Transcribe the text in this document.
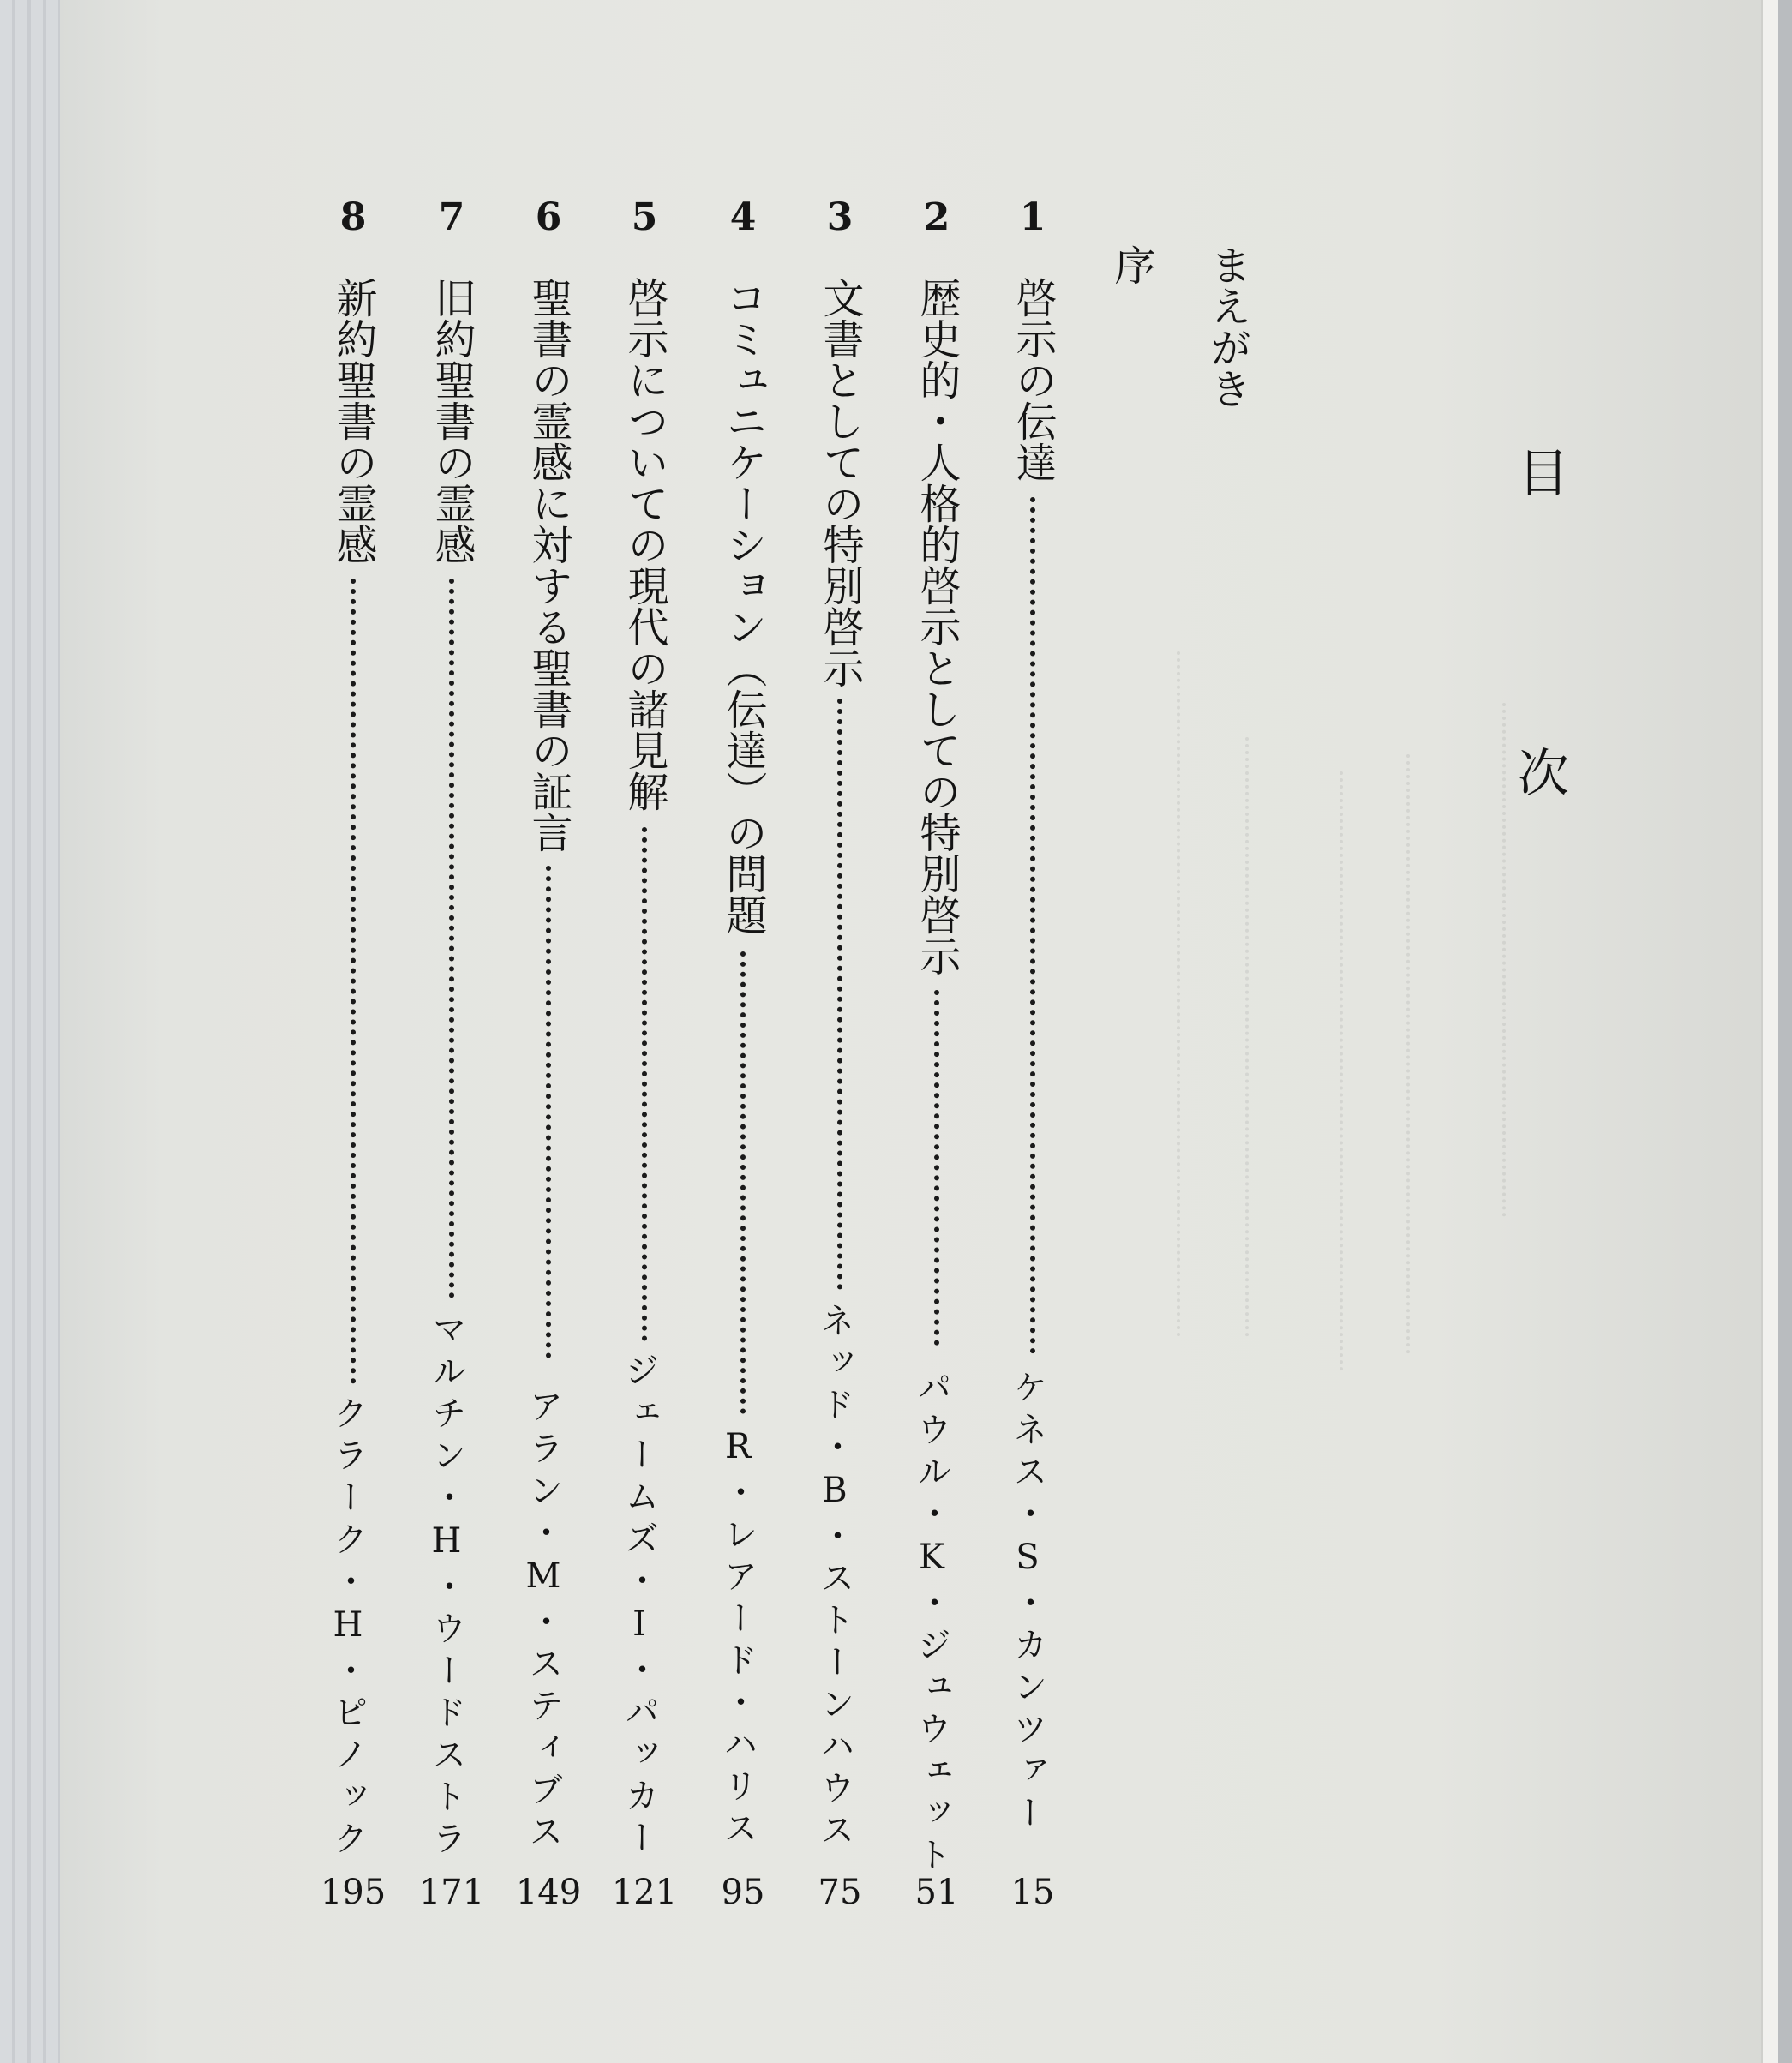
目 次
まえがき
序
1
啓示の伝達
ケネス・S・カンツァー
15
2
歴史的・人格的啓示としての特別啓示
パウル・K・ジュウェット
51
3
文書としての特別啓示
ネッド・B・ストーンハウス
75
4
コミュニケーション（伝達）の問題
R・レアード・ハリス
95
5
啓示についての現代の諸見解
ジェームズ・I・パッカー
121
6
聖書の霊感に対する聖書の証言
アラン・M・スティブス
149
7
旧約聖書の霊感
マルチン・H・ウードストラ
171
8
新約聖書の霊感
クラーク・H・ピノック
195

▶ [INSTRUCTION]:
Each record should be quoted exactly, with the images omitted.

▶ [RESPONSE TO THE EXERCISE]:
Transcribe the text in this document.
目 次
まえがき
序
1
啓示の伝達
ケネス・S・カンツァー
15
2
歴史的・人格的啓示としての特別啓示
パウル・K・ジュウェット
51
3
文書としての特別啓示
ネッド・B・ストーンハウス
75
4
コミュニケーション（伝達）の問題
R・レアード・ハリス
95
5
啓示についての現代の諸見解
ジェームズ・I・パッカー
121
6
聖書の霊感に対する聖書の証言
アラン・M・スティブス
149
7
旧約聖書の霊感
マルチン・H・ウードストラ
171
8
新約聖書の霊感
クラーク・H・ピノック
195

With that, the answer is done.